EXCERPTED DATA
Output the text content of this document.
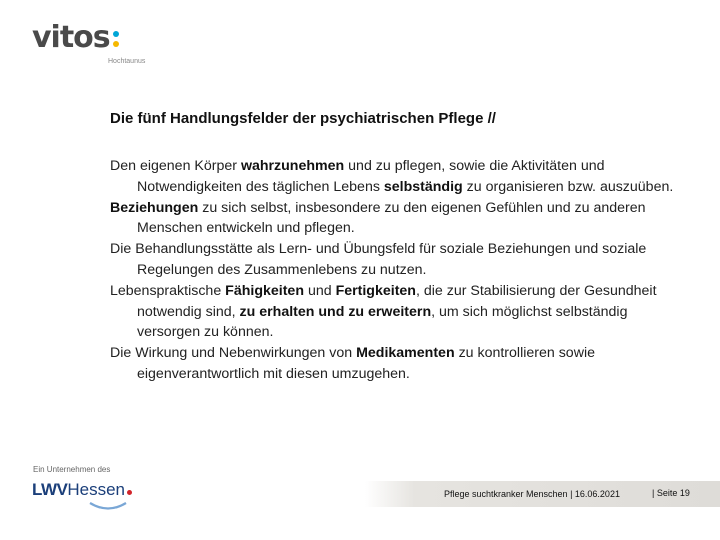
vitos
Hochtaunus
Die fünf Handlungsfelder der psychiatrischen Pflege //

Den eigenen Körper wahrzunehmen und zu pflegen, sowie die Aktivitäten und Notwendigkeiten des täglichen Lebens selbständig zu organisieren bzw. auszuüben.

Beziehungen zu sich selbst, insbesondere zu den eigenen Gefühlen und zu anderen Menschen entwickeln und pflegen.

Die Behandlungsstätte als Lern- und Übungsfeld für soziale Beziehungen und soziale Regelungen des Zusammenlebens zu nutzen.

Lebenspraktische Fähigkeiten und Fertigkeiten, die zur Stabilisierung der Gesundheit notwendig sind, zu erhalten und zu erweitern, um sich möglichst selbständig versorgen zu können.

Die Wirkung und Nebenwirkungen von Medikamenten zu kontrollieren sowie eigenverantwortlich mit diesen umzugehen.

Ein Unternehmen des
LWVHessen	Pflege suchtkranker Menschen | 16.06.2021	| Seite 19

EXERCISE PROMPT
Skip every picture and transcribe the data above exactly.

ANSWER TO THE TASK
Output the text content of this document.
vitos
Hochtaunus
Die fünf Handlungsfelder der psychiatrischen Pflege //

Den eigenen Körper wahrzunehmen und zu pflegen, sowie die Aktivitäten und Notwendigkeiten des täglichen Lebens selbständig zu organisieren bzw. auszuüben.

Beziehungen zu sich selbst, insbesondere zu den eigenen Gefühlen und zu anderen Menschen entwickeln und pflegen.

Die Behandlungsstätte als Lern- und Übungsfeld für soziale Beziehungen und soziale Regelungen des Zusammenlebens zu nutzen.

Lebenspraktische Fähigkeiten und Fertigkeiten, die zur Stabilisierung der Gesundheit notwendig sind, zu erhalten und zu erweitern, um sich möglichst selbständig versorgen zu können.

Die Wirkung und Nebenwirkungen von Medikamenten zu kontrollieren sowie eigenverantwortlich mit diesen umzugehen.

Ein Unternehmen des
LWVHessen	Pflege suchtkranker Menschen | 16.06.2021	| Seite 19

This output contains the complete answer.